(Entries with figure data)
- - -

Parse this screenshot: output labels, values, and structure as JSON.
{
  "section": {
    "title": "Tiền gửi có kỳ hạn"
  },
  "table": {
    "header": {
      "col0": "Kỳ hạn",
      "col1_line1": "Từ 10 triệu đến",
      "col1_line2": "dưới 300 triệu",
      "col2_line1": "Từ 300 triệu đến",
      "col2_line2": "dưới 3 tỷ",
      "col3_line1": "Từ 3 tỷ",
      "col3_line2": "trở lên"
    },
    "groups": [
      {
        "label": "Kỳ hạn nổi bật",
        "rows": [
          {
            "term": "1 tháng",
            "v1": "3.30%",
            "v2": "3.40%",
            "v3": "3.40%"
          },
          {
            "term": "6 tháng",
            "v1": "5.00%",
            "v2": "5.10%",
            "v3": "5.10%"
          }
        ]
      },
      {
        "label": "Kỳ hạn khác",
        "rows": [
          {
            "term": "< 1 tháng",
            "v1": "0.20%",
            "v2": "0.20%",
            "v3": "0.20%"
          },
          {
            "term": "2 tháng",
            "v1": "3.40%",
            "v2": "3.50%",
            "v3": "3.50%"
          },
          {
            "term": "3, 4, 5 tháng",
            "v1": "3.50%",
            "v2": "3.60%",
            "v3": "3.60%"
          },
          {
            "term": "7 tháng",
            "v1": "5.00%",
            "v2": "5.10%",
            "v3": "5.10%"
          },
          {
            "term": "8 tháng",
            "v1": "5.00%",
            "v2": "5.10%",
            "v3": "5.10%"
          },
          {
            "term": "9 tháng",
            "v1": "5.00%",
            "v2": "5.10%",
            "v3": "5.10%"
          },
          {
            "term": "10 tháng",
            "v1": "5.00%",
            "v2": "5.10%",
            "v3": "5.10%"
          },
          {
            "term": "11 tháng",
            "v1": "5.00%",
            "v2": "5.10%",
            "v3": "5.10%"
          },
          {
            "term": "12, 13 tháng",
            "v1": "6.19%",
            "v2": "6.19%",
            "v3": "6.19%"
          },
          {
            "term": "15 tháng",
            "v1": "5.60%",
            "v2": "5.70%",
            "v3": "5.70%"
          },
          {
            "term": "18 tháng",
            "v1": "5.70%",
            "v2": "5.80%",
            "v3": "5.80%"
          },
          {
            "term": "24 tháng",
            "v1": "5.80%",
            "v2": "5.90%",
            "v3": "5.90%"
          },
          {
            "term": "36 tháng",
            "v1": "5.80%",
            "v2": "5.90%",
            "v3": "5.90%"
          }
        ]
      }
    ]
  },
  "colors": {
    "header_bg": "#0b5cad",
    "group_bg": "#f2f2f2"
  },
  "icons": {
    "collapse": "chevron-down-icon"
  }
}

- - -

Extract the listing in its entirety, matching it exactly.

Parse this screenshot: output labels, values, and structure as JSON.
{
  "section": {
    "title": "Tiền gửi có kỳ hạn"
  },
  "table": {
    "header": {
      "col0": "Kỳ hạn",
      "col1_line1": "Từ 10 triệu đến",
      "col1_line2": "dưới 300 triệu",
      "col2_line1": "Từ 300 triệu đến",
      "col2_line2": "dưới 3 tỷ",
      "col3_line1": "Từ 3 tỷ",
      "col3_line2": "trở lên"
    },
    "groups": [
      {
        "label": "Kỳ hạn nổi bật",
        "rows": [
          {
            "term": "1 tháng",
            "v1": "3.30%",
            "v2": "3.40%",
            "v3": "3.40%"
          },
          {
            "term": "6 tháng",
            "v1": "5.00%",
            "v2": "5.10%",
            "v3": "5.10%"
          }
        ]
      },
      {
        "label": "Kỳ hạn khác",
        "rows": [
          {
            "term": "< 1 tháng",
            "v1": "0.20%",
            "v2": "0.20%",
            "v3": "0.20%"
          },
          {
            "term": "2 tháng",
            "v1": "3.40%",
            "v2": "3.50%",
            "v3": "3.50%"
          },
          {
            "term": "3, 4, 5 tháng",
            "v1": "3.50%",
            "v2": "3.60%",
            "v3": "3.60%"
          },
          {
            "term": "7 tháng",
            "v1": "5.00%",
            "v2": "5.10%",
            "v3": "5.10%"
          },
          {
            "term": "8 tháng",
            "v1": "5.00%",
            "v2": "5.10%",
            "v3": "5.10%"
          },
          {
            "term": "9 tháng",
            "v1": "5.00%",
            "v2": "5.10%",
            "v3": "5.10%"
          },
          {
            "term": "10 tháng",
            "v1": "5.00%",
            "v2": "5.10%",
            "v3": "5.10%"
          },
          {
            "term": "11 tháng",
            "v1": "5.00%",
            "v2": "5.10%",
            "v3": "5.10%"
          },
          {
            "term": "12, 13 tháng",
            "v1": "6.19%",
            "v2": "6.19%",
            "v3": "6.19%"
          },
          {
            "term": "15 tháng",
            "v1": "5.60%",
            "v2": "5.70%",
            "v3": "5.70%"
          },
          {
            "term": "18 tháng",
            "v1": "5.70%",
            "v2": "5.80%",
            "v3": "5.80%"
          },
          {
            "term": "24 tháng",
            "v1": "5.80%",
            "v2": "5.90%",
            "v3": "5.90%"
          },
          {
            "term": "36 tháng",
            "v1": "5.80%",
            "v2": "5.90%",
            "v3": "5.90%"
          }
        ]
      }
    ]
  },
  "colors": {
    "header_bg": "#0b5cad",
    "group_bg": "#f2f2f2"
  },
  "icons": {
    "collapse": "chevron-down-icon"
  }
}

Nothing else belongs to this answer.